Chart and figure data
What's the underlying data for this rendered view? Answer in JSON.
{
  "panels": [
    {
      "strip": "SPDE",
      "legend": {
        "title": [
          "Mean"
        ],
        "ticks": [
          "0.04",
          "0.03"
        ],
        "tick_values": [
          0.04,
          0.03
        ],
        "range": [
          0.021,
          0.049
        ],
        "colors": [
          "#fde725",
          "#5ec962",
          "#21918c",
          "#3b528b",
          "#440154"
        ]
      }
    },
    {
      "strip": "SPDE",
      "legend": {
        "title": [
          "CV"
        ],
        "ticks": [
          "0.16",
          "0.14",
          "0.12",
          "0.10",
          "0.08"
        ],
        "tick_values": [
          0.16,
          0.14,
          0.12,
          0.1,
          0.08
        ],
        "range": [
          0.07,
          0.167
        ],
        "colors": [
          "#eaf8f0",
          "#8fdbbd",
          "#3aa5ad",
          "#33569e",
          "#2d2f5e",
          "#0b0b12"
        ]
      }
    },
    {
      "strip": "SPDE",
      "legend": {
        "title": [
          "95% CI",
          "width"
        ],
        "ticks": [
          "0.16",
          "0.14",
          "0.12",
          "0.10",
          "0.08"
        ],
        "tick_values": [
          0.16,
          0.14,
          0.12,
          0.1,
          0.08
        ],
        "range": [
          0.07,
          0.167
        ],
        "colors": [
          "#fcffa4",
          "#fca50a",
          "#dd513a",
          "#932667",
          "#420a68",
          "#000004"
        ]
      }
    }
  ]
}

• _What is being asked_: Repeat the material above in full, exactly as it stands.

• _Result of this task_:
What's the underlying data for this rendered view? Answer in JSON.
{
  "panels": [
    {
      "strip": "SPDE",
      "legend": {
        "title": [
          "Mean"
        ],
        "ticks": [
          "0.04",
          "0.03"
        ],
        "tick_values": [
          0.04,
          0.03
        ],
        "range": [
          0.021,
          0.049
        ],
        "colors": [
          "#fde725",
          "#5ec962",
          "#21918c",
          "#3b528b",
          "#440154"
        ]
      }
    },
    {
      "strip": "SPDE",
      "legend": {
        "title": [
          "CV"
        ],
        "ticks": [
          "0.16",
          "0.14",
          "0.12",
          "0.10",
          "0.08"
        ],
        "tick_values": [
          0.16,
          0.14,
          0.12,
          0.1,
          0.08
        ],
        "range": [
          0.07,
          0.167
        ],
        "colors": [
          "#eaf8f0",
          "#8fdbbd",
          "#3aa5ad",
          "#33569e",
          "#2d2f5e",
          "#0b0b12"
        ]
      }
    },
    {
      "strip": "SPDE",
      "legend": {
        "title": [
          "95% CI",
          "width"
        ],
        "ticks": [
          "0.16",
          "0.14",
          "0.12",
          "0.10",
          "0.08"
        ],
        "tick_values": [
          0.16,
          0.14,
          0.12,
          0.1,
          0.08
        ],
        "range": [
          0.07,
          0.167
        ],
        "colors": [
          "#fcffa4",
          "#fca50a",
          "#dd513a",
          "#932667",
          "#420a68",
          "#000004"
        ]
      }
    }
  ]
}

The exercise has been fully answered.